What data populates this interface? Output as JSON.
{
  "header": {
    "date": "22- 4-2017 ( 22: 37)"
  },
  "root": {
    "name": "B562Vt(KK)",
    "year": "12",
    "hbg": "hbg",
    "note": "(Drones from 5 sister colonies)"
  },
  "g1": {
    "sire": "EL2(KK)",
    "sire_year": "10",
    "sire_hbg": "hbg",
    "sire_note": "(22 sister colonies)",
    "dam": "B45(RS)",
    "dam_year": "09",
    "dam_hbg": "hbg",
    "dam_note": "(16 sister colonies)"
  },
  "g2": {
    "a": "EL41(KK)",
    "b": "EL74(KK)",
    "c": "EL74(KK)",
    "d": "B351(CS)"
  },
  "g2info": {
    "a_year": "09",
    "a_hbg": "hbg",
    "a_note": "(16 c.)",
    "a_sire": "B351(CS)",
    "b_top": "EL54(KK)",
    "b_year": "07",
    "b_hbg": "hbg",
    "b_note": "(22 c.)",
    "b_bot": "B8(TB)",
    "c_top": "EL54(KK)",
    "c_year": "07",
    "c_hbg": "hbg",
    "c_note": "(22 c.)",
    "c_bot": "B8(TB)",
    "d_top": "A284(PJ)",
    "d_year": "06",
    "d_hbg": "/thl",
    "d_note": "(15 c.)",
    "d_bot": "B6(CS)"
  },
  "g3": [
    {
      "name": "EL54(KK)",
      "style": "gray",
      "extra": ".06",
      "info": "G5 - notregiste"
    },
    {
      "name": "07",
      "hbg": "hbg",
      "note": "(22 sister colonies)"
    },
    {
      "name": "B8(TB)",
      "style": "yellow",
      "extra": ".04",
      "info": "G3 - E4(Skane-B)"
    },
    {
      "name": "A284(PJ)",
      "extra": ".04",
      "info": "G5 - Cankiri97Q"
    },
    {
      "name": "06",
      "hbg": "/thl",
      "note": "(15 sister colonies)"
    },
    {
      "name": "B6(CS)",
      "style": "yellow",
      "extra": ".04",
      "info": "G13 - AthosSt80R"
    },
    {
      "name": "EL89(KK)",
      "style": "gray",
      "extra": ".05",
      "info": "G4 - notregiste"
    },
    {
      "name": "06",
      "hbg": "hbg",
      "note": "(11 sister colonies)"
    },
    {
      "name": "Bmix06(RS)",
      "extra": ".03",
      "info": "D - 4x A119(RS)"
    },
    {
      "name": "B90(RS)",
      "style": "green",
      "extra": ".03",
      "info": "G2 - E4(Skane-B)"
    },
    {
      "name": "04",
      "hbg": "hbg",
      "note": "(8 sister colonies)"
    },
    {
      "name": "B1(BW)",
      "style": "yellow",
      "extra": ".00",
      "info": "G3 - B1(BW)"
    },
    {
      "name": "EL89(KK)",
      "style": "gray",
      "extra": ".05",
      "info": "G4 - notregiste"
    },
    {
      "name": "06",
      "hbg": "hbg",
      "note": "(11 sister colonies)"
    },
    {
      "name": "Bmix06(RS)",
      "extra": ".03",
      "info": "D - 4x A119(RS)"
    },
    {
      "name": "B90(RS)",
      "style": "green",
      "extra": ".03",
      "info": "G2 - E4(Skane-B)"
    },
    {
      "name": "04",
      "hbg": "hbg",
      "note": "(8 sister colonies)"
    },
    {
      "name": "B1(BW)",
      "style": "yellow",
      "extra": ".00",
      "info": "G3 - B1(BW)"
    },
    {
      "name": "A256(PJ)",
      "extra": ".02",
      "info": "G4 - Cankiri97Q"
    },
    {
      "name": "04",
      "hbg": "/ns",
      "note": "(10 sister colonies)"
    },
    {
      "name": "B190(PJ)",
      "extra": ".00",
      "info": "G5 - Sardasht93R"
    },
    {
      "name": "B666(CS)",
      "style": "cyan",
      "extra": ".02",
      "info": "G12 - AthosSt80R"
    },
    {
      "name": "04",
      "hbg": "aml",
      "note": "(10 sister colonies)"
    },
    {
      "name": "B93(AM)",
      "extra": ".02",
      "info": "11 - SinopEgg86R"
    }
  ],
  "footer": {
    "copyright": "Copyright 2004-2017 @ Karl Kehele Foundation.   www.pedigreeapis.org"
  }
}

*-*-*

GOAL: Reproduce all of the data exactly as given.

TASK RESULT:
What data populates this interface? Output as JSON.
{
  "header": {
    "date": "22- 4-2017 ( 22: 37)"
  },
  "root": {
    "name": "B562Vt(KK)",
    "year": "12",
    "hbg": "hbg",
    "note": "(Drones from 5 sister colonies)"
  },
  "g1": {
    "sire": "EL2(KK)",
    "sire_year": "10",
    "sire_hbg": "hbg",
    "sire_note": "(22 sister colonies)",
    "dam": "B45(RS)",
    "dam_year": "09",
    "dam_hbg": "hbg",
    "dam_note": "(16 sister colonies)"
  },
  "g2": {
    "a": "EL41(KK)",
    "b": "EL74(KK)",
    "c": "EL74(KK)",
    "d": "B351(CS)"
  },
  "g2info": {
    "a_year": "09",
    "a_hbg": "hbg",
    "a_note": "(16 c.)",
    "a_sire": "B351(CS)",
    "b_top": "EL54(KK)",
    "b_year": "07",
    "b_hbg": "hbg",
    "b_note": "(22 c.)",
    "b_bot": "B8(TB)",
    "c_top": "EL54(KK)",
    "c_year": "07",
    "c_hbg": "hbg",
    "c_note": "(22 c.)",
    "c_bot": "B8(TB)",
    "d_top": "A284(PJ)",
    "d_year": "06",
    "d_hbg": "/thl",
    "d_note": "(15 c.)",
    "d_bot": "B6(CS)"
  },
  "g3": [
    {
      "name": "EL54(KK)",
      "style": "gray",
      "extra": ".06",
      "info": "G5 - notregiste"
    },
    {
      "name": "07",
      "hbg": "hbg",
      "note": "(22 sister colonies)"
    },
    {
      "name": "B8(TB)",
      "style": "yellow",
      "extra": ".04",
      "info": "G3 - E4(Skane-B)"
    },
    {
      "name": "A284(PJ)",
      "extra": ".04",
      "info": "G5 - Cankiri97Q"
    },
    {
      "name": "06",
      "hbg": "/thl",
      "note": "(15 sister colonies)"
    },
    {
      "name": "B6(CS)",
      "style": "yellow",
      "extra": ".04",
      "info": "G13 - AthosSt80R"
    },
    {
      "name": "EL89(KK)",
      "style": "gray",
      "extra": ".05",
      "info": "G4 - notregiste"
    },
    {
      "name": "06",
      "hbg": "hbg",
      "note": "(11 sister colonies)"
    },
    {
      "name": "Bmix06(RS)",
      "extra": ".03",
      "info": "D - 4x A119(RS)"
    },
    {
      "name": "B90(RS)",
      "style": "green",
      "extra": ".03",
      "info": "G2 - E4(Skane-B)"
    },
    {
      "name": "04",
      "hbg": "hbg",
      "note": "(8 sister colonies)"
    },
    {
      "name": "B1(BW)",
      "style": "yellow",
      "extra": ".00",
      "info": "G3 - B1(BW)"
    },
    {
      "name": "EL89(KK)",
      "style": "gray",
      "extra": ".05",
      "info": "G4 - notregiste"
    },
    {
      "name": "06",
      "hbg": "hbg",
      "note": "(11 sister colonies)"
    },
    {
      "name": "Bmix06(RS)",
      "extra": ".03",
      "info": "D - 4x A119(RS)"
    },
    {
      "name": "B90(RS)",
      "style": "green",
      "extra": ".03",
      "info": "G2 - E4(Skane-B)"
    },
    {
      "name": "04",
      "hbg": "hbg",
      "note": "(8 sister colonies)"
    },
    {
      "name": "B1(BW)",
      "style": "yellow",
      "extra": ".00",
      "info": "G3 - B1(BW)"
    },
    {
      "name": "A256(PJ)",
      "extra": ".02",
      "info": "G4 - Cankiri97Q"
    },
    {
      "name": "04",
      "hbg": "/ns",
      "note": "(10 sister colonies)"
    },
    {
      "name": "B190(PJ)",
      "extra": ".00",
      "info": "G5 - Sardasht93R"
    },
    {
      "name": "B666(CS)",
      "style": "cyan",
      "extra": ".02",
      "info": "G12 - AthosSt80R"
    },
    {
      "name": "04",
      "hbg": "aml",
      "note": "(10 sister colonies)"
    },
    {
      "name": "B93(AM)",
      "extra": ".02",
      "info": "11 - SinopEgg86R"
    }
  ],
  "footer": {
    "copyright": "Copyright 2004-2017 @ Karl Kehele Foundation.   www.pedigreeapis.org"
  }
}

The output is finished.